--- begin ---

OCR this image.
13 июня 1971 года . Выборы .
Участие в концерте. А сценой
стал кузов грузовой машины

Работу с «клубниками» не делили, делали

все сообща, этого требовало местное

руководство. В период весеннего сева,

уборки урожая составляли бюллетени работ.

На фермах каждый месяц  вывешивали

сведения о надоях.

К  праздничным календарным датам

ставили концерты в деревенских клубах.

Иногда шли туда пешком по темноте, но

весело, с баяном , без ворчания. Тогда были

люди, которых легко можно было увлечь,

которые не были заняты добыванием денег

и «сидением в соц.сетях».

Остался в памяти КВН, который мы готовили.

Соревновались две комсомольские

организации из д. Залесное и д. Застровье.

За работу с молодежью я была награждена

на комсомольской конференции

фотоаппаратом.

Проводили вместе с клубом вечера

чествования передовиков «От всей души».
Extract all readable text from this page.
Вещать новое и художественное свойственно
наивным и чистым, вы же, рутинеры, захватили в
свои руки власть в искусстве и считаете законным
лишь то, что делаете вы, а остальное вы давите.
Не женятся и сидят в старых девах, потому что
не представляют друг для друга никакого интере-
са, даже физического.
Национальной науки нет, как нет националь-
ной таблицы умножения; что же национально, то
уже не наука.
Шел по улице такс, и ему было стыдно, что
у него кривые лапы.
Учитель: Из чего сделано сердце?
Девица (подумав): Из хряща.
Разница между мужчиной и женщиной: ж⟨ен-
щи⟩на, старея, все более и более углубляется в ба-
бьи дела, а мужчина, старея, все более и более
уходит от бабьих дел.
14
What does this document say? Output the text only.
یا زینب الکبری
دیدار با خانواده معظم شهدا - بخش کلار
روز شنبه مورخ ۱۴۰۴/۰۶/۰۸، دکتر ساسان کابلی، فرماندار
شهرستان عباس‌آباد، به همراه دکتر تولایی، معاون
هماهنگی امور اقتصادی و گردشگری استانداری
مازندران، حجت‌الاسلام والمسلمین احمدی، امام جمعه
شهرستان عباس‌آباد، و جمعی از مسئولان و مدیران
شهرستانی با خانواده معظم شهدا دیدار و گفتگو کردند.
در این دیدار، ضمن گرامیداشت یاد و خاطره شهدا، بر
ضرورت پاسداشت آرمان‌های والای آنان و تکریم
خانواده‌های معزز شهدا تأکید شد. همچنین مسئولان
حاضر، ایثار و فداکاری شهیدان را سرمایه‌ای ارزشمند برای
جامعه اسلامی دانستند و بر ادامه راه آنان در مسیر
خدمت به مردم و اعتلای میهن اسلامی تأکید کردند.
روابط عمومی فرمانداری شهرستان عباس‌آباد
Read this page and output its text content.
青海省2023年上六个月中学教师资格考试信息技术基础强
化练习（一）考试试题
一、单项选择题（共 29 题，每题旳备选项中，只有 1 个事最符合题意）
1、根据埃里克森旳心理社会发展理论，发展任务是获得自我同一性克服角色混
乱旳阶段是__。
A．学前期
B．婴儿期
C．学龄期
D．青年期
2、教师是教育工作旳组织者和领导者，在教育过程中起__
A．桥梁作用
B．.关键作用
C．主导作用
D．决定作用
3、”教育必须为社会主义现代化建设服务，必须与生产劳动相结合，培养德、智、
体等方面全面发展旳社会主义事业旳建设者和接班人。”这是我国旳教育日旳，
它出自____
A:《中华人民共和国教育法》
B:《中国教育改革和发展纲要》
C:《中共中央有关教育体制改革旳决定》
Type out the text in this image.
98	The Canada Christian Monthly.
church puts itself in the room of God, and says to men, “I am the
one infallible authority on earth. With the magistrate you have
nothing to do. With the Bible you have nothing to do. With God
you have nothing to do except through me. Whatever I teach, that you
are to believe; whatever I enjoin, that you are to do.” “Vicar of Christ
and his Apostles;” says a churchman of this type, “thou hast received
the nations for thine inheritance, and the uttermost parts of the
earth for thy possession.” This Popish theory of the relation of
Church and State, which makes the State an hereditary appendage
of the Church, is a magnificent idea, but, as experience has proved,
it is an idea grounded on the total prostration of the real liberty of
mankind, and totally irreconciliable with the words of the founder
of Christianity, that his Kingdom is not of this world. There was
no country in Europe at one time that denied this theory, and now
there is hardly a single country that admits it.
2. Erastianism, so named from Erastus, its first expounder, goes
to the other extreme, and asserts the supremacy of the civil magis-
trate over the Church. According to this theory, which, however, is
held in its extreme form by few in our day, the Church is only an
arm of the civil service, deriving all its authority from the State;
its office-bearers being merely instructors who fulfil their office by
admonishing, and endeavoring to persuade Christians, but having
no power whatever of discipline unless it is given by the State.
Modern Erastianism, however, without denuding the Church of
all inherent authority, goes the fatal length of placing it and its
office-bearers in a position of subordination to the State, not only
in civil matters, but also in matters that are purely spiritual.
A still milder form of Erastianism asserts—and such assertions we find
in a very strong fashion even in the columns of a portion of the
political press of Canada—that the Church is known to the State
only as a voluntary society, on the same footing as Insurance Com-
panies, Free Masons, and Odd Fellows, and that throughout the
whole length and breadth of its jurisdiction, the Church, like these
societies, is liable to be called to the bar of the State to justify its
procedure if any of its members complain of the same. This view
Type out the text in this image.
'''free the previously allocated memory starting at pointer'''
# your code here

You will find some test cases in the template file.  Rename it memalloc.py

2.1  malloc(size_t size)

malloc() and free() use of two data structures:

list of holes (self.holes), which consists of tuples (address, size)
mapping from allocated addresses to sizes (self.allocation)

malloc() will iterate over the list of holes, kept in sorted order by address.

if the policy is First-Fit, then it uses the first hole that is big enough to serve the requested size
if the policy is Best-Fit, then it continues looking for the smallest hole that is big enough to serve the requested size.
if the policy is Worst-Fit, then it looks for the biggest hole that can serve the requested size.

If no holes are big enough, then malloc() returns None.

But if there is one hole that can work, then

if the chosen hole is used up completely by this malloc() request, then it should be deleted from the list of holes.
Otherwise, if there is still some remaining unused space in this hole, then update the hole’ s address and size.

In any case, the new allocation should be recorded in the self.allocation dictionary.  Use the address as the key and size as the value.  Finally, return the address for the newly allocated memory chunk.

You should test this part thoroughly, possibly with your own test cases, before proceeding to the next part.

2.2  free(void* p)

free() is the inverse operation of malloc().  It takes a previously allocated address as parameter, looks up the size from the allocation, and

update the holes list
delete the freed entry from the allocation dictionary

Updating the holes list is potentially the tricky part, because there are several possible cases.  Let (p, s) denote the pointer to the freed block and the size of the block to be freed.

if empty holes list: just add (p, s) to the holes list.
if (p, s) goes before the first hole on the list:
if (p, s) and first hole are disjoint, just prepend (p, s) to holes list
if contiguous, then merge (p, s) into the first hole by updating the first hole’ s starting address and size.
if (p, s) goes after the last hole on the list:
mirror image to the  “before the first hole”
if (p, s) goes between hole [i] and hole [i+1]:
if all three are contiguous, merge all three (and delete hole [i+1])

--- end ---

WHAT IS ASKED:
Give all the entries again exactly; leave none out.

EXPECTED ANSWER:
OCR this image.
13 июня 1971 года . Выборы .
Участие в концерте. А сценой
стал кузов грузовой машины

Работу с «клубниками» не делили, делали

все сообща, этого требовало местное

руководство. В период весеннего сева,

уборки урожая составляли бюллетени работ.

На фермах каждый месяц  вывешивали

сведения о надоях.

К  праздничным календарным датам

ставили концерты в деревенских клубах.

Иногда шли туда пешком по темноте, но

весело, с баяном , без ворчания. Тогда были

люди, которых легко можно было увлечь,

которые не были заняты добыванием денег

и «сидением в соц.сетях».

Остался в памяти КВН, который мы готовили.

Соревновались две комсомольские

организации из д. Залесное и д. Застровье.

За работу с молодежью я была награждена

на комсомольской конференции

фотоаппаратом.

Проводили вместе с клубом вечера

чествования передовиков «От всей души».
Extract all readable text from this page.
Вещать новое и художественное свойственно
наивным и чистым, вы же, рутинеры, захватили в
свои руки власть в искусстве и считаете законным
лишь то, что делаете вы, а остальное вы давите.
Не женятся и сидят в старых девах, потому что
не представляют друг для друга никакого интере-
са, даже физического.
Национальной науки нет, как нет националь-
ной таблицы умножения; что же национально, то
уже не наука.
Шел по улице такс, и ему было стыдно, что
у него кривые лапы.
Учитель: Из чего сделано сердце?
Девица (подумав): Из хряща.
Разница между мужчиной и женщиной: ж⟨ен-
щи⟩на, старея, все более и более углубляется в ба-
бьи дела, а мужчина, старея, все более и более
уходит от бабьих дел.
14
What does this document say? Output the text only.
یا زینب الکبری
دیدار با خانواده معظم شهدا - بخش کلار
روز شنبه مورخ ۱۴۰۴/۰۶/۰۸، دکتر ساسان کابلی، فرماندار
شهرستان عباس‌آباد، به همراه دکتر تولایی، معاون
هماهنگی امور اقتصادی و گردشگری استانداری
مازندران، حجت‌الاسلام والمسلمین احمدی، امام جمعه
شهرستان عباس‌آباد، و جمعی از مسئولان و مدیران
شهرستانی با خانواده معظم شهدا دیدار و گفتگو کردند.
در این دیدار، ضمن گرامیداشت یاد و خاطره شهدا، بر
ضرورت پاسداشت آرمان‌های والای آنان و تکریم
خانواده‌های معزز شهدا تأکید شد. همچنین مسئولان
حاضر، ایثار و فداکاری شهیدان را سرمایه‌ای ارزشمند برای
جامعه اسلامی دانستند و بر ادامه راه آنان در مسیر
خدمت به مردم و اعتلای میهن اسلامی تأکید کردند.
روابط عمومی فرمانداری شهرستان عباس‌آباد
Read this page and output its text content.
青海省2023年上六个月中学教师资格考试信息技术基础强
化练习（一）考试试题
一、单项选择题（共 29 题，每题旳备选项中，只有 1 个事最符合题意）
1、根据埃里克森旳心理社会发展理论，发展任务是获得自我同一性克服角色混
乱旳阶段是__。
A．学前期
B．婴儿期
C．学龄期
D．青年期
2、教师是教育工作旳组织者和领导者，在教育过程中起__
A．桥梁作用
B．.关键作用
C．主导作用
D．决定作用
3、”教育必须为社会主义现代化建设服务，必须与生产劳动相结合，培养德、智、
体等方面全面发展旳社会主义事业旳建设者和接班人。”这是我国旳教育日旳，
它出自____
A:《中华人民共和国教育法》
B:《中国教育改革和发展纲要》
C:《中共中央有关教育体制改革旳决定》
Type out the text in this image.
98	The Canada Christian Monthly.
church puts itself in the room of God, and says to men, “I am the
one infallible authority on earth. With the magistrate you have
nothing to do. With the Bible you have nothing to do. With God
you have nothing to do except through me. Whatever I teach, that you
are to believe; whatever I enjoin, that you are to do.” “Vicar of Christ
and his Apostles;” says a churchman of this type, “thou hast received
the nations for thine inheritance, and the uttermost parts of the
earth for thy possession.” This Popish theory of the relation of
Church and State, which makes the State an hereditary appendage
of the Church, is a magnificent idea, but, as experience has proved,
it is an idea grounded on the total prostration of the real liberty of
mankind, and totally irreconciliable with the words of the founder
of Christianity, that his Kingdom is not of this world. There was
no country in Europe at one time that denied this theory, and now
there is hardly a single country that admits it.
2. Erastianism, so named from Erastus, its first expounder, goes
to the other extreme, and asserts the supremacy of the civil magis-
trate over the Church. According to this theory, which, however, is
held in its extreme form by few in our day, the Church is only an
arm of the civil service, deriving all its authority from the State;
its office-bearers being merely instructors who fulfil their office by
admonishing, and endeavoring to persuade Christians, but having
no power whatever of discipline unless it is given by the State.
Modern Erastianism, however, without denuding the Church of
all inherent authority, goes the fatal length of placing it and its
office-bearers in a position of subordination to the State, not only
in civil matters, but also in matters that are purely spiritual.
A still milder form of Erastianism asserts—and such assertions we find
in a very strong fashion even in the columns of a portion of the
political press of Canada—that the Church is known to the State
only as a voluntary society, on the same footing as Insurance Com-
panies, Free Masons, and Odd Fellows, and that throughout the
whole length and breadth of its jurisdiction, the Church, like these
societies, is liable to be called to the bar of the State to justify its
procedure if any of its members complain of the same. This view
Type out the text in this image.
'''free the previously allocated memory starting at pointer'''
# your code here

You will find some test cases in the template file.  Rename it memalloc.py

2.1  malloc(size_t size)

malloc() and free() use of two data structures:

list of holes (self.holes), which consists of tuples (address, size)
mapping from allocated addresses to sizes (self.allocation)

malloc() will iterate over the list of holes, kept in sorted order by address.

if the policy is First-Fit, then it uses the first hole that is big enough to serve the requested size
if the policy is Best-Fit, then it continues looking for the smallest hole that is big enough to serve the requested size.
if the policy is Worst-Fit, then it looks for the biggest hole that can serve the requested size.

If no holes are big enough, then malloc() returns None.

But if there is one hole that can work, then

if the chosen hole is used up completely by this malloc() request, then it should be deleted from the list of holes.
Otherwise, if there is still some remaining unused space in this hole, then update the hole’ s address and size.

In any case, the new allocation should be recorded in the self.allocation dictionary.  Use the address as the key and size as the value.  Finally, return the address for the newly allocated memory chunk.

You should test this part thoroughly, possibly with your own test cases, before proceeding to the next part.

2.2  free(void* p)

free() is the inverse operation of malloc().  It takes a previously allocated address as parameter, looks up the size from the allocation, and

update the holes list
delete the freed entry from the allocation dictionary

Updating the holes list is potentially the tricky part, because there are several possible cases.  Let (p, s) denote the pointer to the freed block and the size of the block to be freed.

if empty holes list: just add (p, s) to the holes list.
if (p, s) goes before the first hole on the list:
if (p, s) and first hole are disjoint, just prepend (p, s) to holes list
if contiguous, then merge (p, s) into the first hole by updating the first hole’ s starting address and size.
if (p, s) goes after the last hole on the list:
mirror image to the  “before the first hole”
if (p, s) goes between hole [i] and hole [i+1]:
if all three are contiguous, merge all three (and delete hole [i+1])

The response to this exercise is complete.